## DATA LINES
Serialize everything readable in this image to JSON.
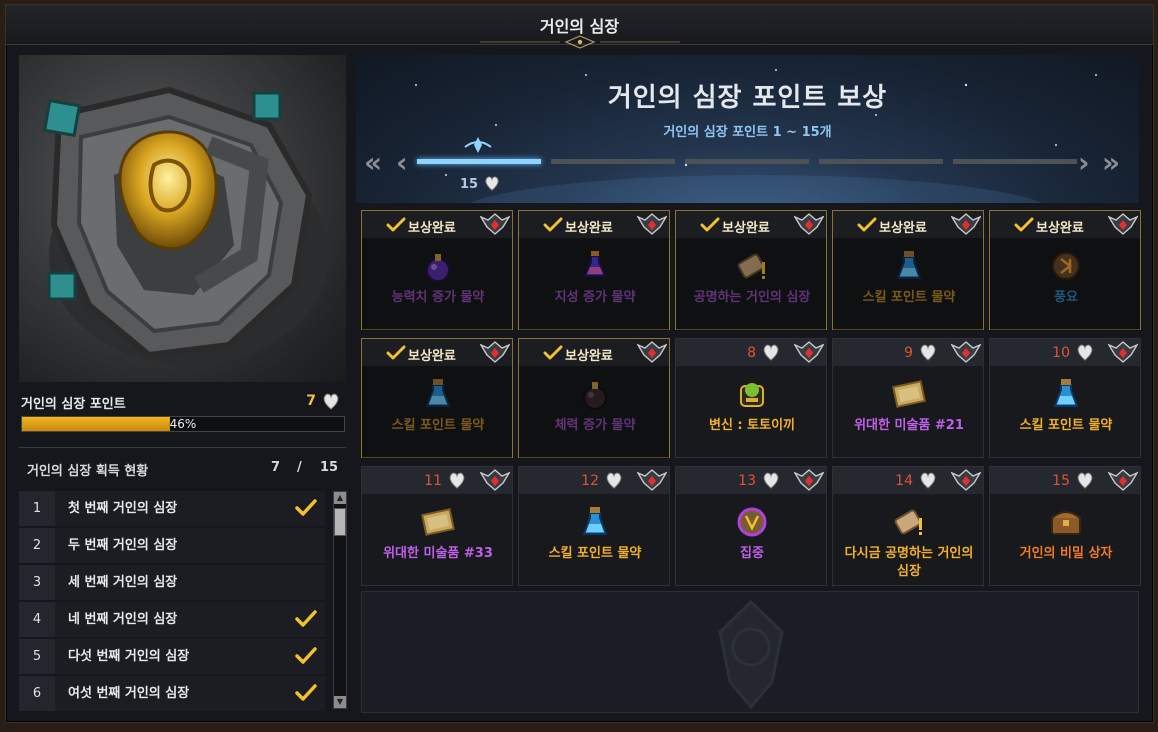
{
  "window": {
    "title": "거인의 심장"
  },
  "left": {
    "points_label": "거인의 심장 포인트",
    "points_value": "7",
    "progress_percent": 46,
    "progress_text": "46%",
    "acquisition_label": "거인의 심장 획득 현황",
    "acquired": "7",
    "slash": "/",
    "total": "15",
    "list": [
      {
        "num": "1",
        "name": "첫 번째 거인의 심장",
        "checked": true
      },
      {
        "num": "2",
        "name": "두 번째 거인의 심장",
        "checked": false
      },
      {
        "num": "3",
        "name": "세 번째 거인의 심장",
        "checked": false
      },
      {
        "num": "4",
        "name": "네 번째 거인의 심장",
        "checked": true
      },
      {
        "num": "5",
        "name": "다섯 번째 거인의 심장",
        "checked": true
      },
      {
        "num": "6",
        "name": "여섯 번째 거인의 심장",
        "checked": true
      }
    ]
  },
  "right": {
    "title": "거인의 심장 포인트 보상",
    "subtitle": "거인의 심장 포인트 1 ~ 15개",
    "page_label": "15",
    "completed_label": "보상완료",
    "rewards": [
      {
        "num": "",
        "done": true,
        "name": "능력치 증가 물약",
        "color": "purple",
        "icon": "potion-purple-icon"
      },
      {
        "num": "",
        "done": true,
        "name": "지성 증가 물약",
        "color": "purple",
        "icon": "potion-pink-icon"
      },
      {
        "num": "",
        "done": true,
        "name": "공명하는 거인의 심장",
        "color": "purple",
        "icon": "scroll-icon"
      },
      {
        "num": "",
        "done": true,
        "name": "스킬 포인트 물약",
        "color": "gold",
        "icon": "potion-blue-icon"
      },
      {
        "num": "",
        "done": true,
        "name": "풍요",
        "color": "blue",
        "icon": "rune-icon"
      },
      {
        "num": "",
        "done": true,
        "name": "스킬 포인트 물약",
        "color": "gold",
        "icon": "potion-blue-icon"
      },
      {
        "num": "",
        "done": true,
        "name": "체력 증가 물약",
        "color": "purple",
        "icon": "potion-dark-icon"
      },
      {
        "num": "8",
        "done": false,
        "name": "변신 : 토토이끼",
        "color": "gold",
        "icon": "transform-icon"
      },
      {
        "num": "9",
        "done": false,
        "name": "위대한 미술품 #21",
        "color": "purple",
        "icon": "painting-icon"
      },
      {
        "num": "10",
        "done": false,
        "name": "스킬 포인트 물약",
        "color": "gold",
        "icon": "potion-blue-icon"
      },
      {
        "num": "11",
        "done": false,
        "name": "위대한 미술품 #33",
        "color": "purple",
        "icon": "painting-icon"
      },
      {
        "num": "12",
        "done": false,
        "name": "스킬 포인트 물약",
        "color": "gold",
        "icon": "potion-blue-icon"
      },
      {
        "num": "13",
        "done": false,
        "name": "집중",
        "color": "purple",
        "icon": "rune-purple-icon"
      },
      {
        "num": "14",
        "done": false,
        "name": "다시금 공명하는 거인의 심장",
        "color": "gold",
        "icon": "scroll-icon"
      },
      {
        "num": "15",
        "done": false,
        "name": "거인의 비밀 상자",
        "color": "orange",
        "icon": "chest-icon"
      }
    ]
  },
  "colors": {
    "accent_gold": "#f0c23a",
    "progress_fill": "#f2b520",
    "number_red": "#e0533a",
    "banner_blue": "#8fc6f5"
  }
}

## WHAT TO PRODUCE
Copy the whole listing above word for word but do not carry over the pictures.

## TASK ANSWER
Serialize everything readable in this image to JSON.
{
  "window": {
    "title": "거인의 심장"
  },
  "left": {
    "points_label": "거인의 심장 포인트",
    "points_value": "7",
    "progress_percent": 46,
    "progress_text": "46%",
    "acquisition_label": "거인의 심장 획득 현황",
    "acquired": "7",
    "slash": "/",
    "total": "15",
    "list": [
      {
        "num": "1",
        "name": "첫 번째 거인의 심장",
        "checked": true
      },
      {
        "num": "2",
        "name": "두 번째 거인의 심장",
        "checked": false
      },
      {
        "num": "3",
        "name": "세 번째 거인의 심장",
        "checked": false
      },
      {
        "num": "4",
        "name": "네 번째 거인의 심장",
        "checked": true
      },
      {
        "num": "5",
        "name": "다섯 번째 거인의 심장",
        "checked": true
      },
      {
        "num": "6",
        "name": "여섯 번째 거인의 심장",
        "checked": true
      }
    ]
  },
  "right": {
    "title": "거인의 심장 포인트 보상",
    "subtitle": "거인의 심장 포인트 1 ~ 15개",
    "page_label": "15",
    "completed_label": "보상완료",
    "rewards": [
      {
        "num": "",
        "done": true,
        "name": "능력치 증가 물약",
        "color": "purple",
        "icon": "potion-purple-icon"
      },
      {
        "num": "",
        "done": true,
        "name": "지성 증가 물약",
        "color": "purple",
        "icon": "potion-pink-icon"
      },
      {
        "num": "",
        "done": true,
        "name": "공명하는 거인의 심장",
        "color": "purple",
        "icon": "scroll-icon"
      },
      {
        "num": "",
        "done": true,
        "name": "스킬 포인트 물약",
        "color": "gold",
        "icon": "potion-blue-icon"
      },
      {
        "num": "",
        "done": true,
        "name": "풍요",
        "color": "blue",
        "icon": "rune-icon"
      },
      {
        "num": "",
        "done": true,
        "name": "스킬 포인트 물약",
        "color": "gold",
        "icon": "potion-blue-icon"
      },
      {
        "num": "",
        "done": true,
        "name": "체력 증가 물약",
        "color": "purple",
        "icon": "potion-dark-icon"
      },
      {
        "num": "8",
        "done": false,
        "name": "변신 : 토토이끼",
        "color": "gold",
        "icon": "transform-icon"
      },
      {
        "num": "9",
        "done": false,
        "name": "위대한 미술품 #21",
        "color": "purple",
        "icon": "painting-icon"
      },
      {
        "num": "10",
        "done": false,
        "name": "스킬 포인트 물약",
        "color": "gold",
        "icon": "potion-blue-icon"
      },
      {
        "num": "11",
        "done": false,
        "name": "위대한 미술품 #33",
        "color": "purple",
        "icon": "painting-icon"
      },
      {
        "num": "12",
        "done": false,
        "name": "스킬 포인트 물약",
        "color": "gold",
        "icon": "potion-blue-icon"
      },
      {
        "num": "13",
        "done": false,
        "name": "집중",
        "color": "purple",
        "icon": "rune-purple-icon"
      },
      {
        "num": "14",
        "done": false,
        "name": "다시금 공명하는 거인의 심장",
        "color": "gold",
        "icon": "scroll-icon"
      },
      {
        "num": "15",
        "done": false,
        "name": "거인의 비밀 상자",
        "color": "orange",
        "icon": "chest-icon"
      }
    ]
  },
  "colors": {
    "accent_gold": "#f0c23a",
    "progress_fill": "#f2b520",
    "number_red": "#e0533a",
    "banner_blue": "#8fc6f5"
  }
}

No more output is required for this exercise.